*Excerpted text*
• • • • •
Syrian President Bashar Assad with government troops in Eastern Ghouta...

Syrian President Bashar Assad with government troops in Eastern Ghouta in an image released March 18. Credit: AFP/Getty Images / HO / Syrian Presidency Facebook

UNITED NATIONS — The United Nations Security Council revisited the thorny debate over the use of chemical weapons in Syria’s seven-year civil war Wednesday as it marked the anniversary of a sarin gas attack in a rebel-held enclave which left up to 100 people dead.

The attack on Khan Sheikhoun on April 4, 2017 was a grim milestone that punctuated the debate over whether the Syrian government had used chemical weapons in the war.

In response to the 2017 gas attack, President Donald Trump ordered the U.S. military to launch cruise missiles on a Syrian air base a few days later. But no one has been held accountable for chemical attacks in Syria, which some nongovernmental organizations, such as Human Rights Watch, estimate number as high as 85 between August 2013 and February 2018.

Meanwhile, though Syria’s stockpile of chemical weapons has been drastically reduced by international disarmament experts, it still hosts production plants that are slated for elimination. On Wednesday, a UN expert described the productions facilities that remain to be destroyed since Syria agreed to rid itself of the banned agents.

“The long-awaited and verified destruction of these two facilities is an essential step,” said Thomas Markrum, deputy to the UN High Representative for Disarmament Affairs, as he briefed the Security Council on Syria’s capacity for chemical weapons production.

Markrum said the two facilities would be destroyed in two to three months.
• • • • •
*Exercise requirements*
a) According to the article on Syria's chemical weapons, how soon will the two remaining facilities be destroyed?
b) Why did President Donald Trump order cruise missiles launched on a Syrian air base, according to the article on Syria's chemical weapons?
c) In the article on Syria's chemical weapons, take the passage from "In response to" to "the banned agents." and swap "cruise missiles" for "airstrikes".
The records come from a different source than the article on Syria's chemical weapons.
• • • • •
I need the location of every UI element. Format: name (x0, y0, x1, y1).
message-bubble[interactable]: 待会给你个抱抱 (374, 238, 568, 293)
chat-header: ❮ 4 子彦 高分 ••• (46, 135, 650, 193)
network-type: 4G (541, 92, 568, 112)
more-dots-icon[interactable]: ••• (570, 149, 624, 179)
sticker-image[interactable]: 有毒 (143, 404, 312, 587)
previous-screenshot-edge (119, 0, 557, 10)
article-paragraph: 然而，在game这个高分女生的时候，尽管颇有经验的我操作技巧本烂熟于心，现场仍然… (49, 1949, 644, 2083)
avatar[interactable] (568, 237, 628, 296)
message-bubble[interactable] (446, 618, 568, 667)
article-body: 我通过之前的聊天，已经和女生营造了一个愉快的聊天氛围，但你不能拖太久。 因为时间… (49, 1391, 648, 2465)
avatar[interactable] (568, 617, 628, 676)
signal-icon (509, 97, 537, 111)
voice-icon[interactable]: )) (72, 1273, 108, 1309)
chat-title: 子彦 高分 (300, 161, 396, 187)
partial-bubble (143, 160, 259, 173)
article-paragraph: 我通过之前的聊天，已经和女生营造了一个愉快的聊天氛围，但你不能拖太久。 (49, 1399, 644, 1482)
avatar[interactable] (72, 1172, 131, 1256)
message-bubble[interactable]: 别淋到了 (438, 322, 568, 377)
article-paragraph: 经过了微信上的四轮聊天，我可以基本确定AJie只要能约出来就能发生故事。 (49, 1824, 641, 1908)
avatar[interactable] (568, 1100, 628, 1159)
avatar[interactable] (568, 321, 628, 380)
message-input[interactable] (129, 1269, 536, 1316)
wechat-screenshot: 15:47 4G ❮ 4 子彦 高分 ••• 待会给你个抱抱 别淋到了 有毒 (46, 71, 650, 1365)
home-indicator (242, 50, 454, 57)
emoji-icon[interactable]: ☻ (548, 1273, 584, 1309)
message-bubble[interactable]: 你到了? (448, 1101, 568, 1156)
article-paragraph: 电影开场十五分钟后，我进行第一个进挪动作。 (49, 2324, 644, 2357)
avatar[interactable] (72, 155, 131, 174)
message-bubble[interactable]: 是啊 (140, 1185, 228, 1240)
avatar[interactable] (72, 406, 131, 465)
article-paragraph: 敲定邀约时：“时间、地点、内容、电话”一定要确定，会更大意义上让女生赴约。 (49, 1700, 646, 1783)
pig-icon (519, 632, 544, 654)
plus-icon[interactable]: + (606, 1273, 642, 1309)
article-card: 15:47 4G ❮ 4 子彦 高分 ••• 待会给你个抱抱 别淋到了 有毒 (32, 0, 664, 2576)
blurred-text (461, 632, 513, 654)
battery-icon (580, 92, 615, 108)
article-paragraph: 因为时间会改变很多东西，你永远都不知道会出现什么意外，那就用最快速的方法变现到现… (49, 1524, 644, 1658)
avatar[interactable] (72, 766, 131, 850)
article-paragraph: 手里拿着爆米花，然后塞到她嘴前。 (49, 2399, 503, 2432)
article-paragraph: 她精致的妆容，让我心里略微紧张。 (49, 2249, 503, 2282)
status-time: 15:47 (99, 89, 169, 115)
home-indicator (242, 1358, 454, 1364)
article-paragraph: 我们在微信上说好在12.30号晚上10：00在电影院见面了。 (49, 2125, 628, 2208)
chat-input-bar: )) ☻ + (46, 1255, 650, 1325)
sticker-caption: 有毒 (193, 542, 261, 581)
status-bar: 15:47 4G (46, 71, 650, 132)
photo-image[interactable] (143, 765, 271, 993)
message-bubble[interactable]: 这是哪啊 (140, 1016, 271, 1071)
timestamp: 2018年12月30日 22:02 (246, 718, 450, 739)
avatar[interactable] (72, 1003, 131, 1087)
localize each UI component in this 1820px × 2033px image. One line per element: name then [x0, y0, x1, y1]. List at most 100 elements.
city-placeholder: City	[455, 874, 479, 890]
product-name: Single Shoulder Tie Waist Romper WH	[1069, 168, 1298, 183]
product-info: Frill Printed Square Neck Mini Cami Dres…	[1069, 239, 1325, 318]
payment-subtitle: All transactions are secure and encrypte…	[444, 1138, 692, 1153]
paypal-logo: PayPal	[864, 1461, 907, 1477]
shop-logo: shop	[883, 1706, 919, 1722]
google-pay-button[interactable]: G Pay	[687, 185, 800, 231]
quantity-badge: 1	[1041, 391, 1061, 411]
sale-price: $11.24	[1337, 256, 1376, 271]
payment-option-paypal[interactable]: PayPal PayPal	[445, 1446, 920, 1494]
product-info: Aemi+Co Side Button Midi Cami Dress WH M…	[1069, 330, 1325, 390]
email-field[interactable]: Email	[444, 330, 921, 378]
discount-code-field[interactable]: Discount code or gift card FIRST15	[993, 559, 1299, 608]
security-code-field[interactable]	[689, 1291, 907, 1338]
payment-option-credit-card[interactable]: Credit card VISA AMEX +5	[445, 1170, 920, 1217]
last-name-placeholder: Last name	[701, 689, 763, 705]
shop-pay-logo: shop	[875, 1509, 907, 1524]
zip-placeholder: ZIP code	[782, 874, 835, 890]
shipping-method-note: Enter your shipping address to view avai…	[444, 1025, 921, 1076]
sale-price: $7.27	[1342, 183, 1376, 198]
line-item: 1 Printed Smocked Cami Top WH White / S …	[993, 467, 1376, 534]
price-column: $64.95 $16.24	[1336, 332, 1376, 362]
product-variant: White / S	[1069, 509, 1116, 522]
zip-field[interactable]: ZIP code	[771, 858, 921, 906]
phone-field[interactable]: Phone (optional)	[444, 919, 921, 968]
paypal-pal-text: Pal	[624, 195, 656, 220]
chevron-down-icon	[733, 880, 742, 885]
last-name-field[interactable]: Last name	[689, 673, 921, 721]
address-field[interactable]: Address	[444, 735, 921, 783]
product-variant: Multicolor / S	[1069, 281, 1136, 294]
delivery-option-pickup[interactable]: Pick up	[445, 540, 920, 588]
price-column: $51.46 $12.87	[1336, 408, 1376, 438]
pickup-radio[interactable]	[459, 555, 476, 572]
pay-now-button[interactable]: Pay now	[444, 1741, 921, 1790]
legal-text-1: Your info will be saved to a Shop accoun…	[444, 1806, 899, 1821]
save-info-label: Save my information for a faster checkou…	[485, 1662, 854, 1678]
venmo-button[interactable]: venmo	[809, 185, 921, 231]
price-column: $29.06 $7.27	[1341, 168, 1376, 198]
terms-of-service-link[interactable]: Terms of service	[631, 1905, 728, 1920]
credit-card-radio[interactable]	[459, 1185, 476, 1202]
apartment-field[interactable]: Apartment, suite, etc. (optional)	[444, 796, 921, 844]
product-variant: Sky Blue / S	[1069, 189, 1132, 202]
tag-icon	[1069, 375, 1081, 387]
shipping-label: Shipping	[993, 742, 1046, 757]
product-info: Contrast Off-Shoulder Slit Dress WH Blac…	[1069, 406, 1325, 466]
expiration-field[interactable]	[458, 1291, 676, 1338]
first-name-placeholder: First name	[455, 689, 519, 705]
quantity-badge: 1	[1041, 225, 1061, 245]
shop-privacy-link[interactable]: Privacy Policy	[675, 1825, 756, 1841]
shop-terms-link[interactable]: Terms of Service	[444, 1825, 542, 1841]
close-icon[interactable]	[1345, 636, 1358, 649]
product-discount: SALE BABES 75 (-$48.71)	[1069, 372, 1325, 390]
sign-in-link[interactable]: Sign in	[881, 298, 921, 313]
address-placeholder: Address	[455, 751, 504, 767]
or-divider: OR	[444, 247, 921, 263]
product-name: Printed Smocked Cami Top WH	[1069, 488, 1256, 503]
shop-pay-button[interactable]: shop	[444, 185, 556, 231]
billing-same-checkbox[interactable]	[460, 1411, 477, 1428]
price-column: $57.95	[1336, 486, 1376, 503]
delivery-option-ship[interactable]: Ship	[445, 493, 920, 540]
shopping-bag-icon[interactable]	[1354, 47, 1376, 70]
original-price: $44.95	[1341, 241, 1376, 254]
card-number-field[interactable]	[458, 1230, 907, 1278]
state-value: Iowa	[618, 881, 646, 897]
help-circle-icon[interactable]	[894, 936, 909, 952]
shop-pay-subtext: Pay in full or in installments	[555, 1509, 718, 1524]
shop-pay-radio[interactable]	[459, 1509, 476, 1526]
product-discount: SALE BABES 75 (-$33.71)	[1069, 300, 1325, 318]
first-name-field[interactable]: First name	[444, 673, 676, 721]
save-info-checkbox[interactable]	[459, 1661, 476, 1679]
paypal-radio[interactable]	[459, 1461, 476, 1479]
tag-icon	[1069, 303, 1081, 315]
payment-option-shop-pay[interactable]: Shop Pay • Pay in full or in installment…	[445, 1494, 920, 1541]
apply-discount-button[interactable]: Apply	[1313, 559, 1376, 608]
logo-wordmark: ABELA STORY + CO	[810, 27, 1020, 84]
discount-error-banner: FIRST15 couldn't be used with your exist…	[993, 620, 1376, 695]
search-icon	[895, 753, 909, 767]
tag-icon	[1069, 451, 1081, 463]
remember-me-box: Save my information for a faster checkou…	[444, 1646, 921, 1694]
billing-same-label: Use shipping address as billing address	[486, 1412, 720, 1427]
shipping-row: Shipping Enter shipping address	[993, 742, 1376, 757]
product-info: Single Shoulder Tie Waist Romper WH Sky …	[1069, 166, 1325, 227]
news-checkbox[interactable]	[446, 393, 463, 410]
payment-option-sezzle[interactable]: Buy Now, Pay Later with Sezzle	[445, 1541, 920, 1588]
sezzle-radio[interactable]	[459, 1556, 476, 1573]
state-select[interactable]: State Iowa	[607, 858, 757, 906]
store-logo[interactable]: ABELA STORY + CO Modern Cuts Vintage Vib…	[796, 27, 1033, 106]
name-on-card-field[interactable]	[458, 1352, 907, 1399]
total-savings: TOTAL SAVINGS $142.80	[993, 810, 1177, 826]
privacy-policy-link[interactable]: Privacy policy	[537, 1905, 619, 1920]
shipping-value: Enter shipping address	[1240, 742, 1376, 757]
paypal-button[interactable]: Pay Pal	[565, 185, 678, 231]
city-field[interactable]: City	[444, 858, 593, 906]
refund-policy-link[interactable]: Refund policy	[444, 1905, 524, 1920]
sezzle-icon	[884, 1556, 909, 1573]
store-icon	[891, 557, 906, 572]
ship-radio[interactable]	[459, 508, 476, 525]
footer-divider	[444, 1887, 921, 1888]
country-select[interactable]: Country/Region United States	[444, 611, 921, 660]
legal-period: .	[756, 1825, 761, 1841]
• • • • •
*Solved problems*
a) Within two to three months.

b) He ordered the strike in response to the sarin gas attack on Khan Sheikhoun on April 4, 2017. That attack left up to 100 people dead.

c)
In response to the 2017 gas attack, President Donald Trump ordered the U.S. military to launch airstrikes on a Syrian air base a few days later. But no one has been held accountable for chemical attacks in Syria, which some nongovernmental organizations, such as Human Rights Watch, estimate number as high as 85 between August 2013 and February 2018.

Meanwhile, though Syria’s stockpile of chemical weapons has been drastically reduced by international disarmament experts, it still hosts production plants that are slated for elimination. On Wednesday, a UN expert described the productions facilities that remain to be destroyed since Syria agreed to rid itself of the banned agents.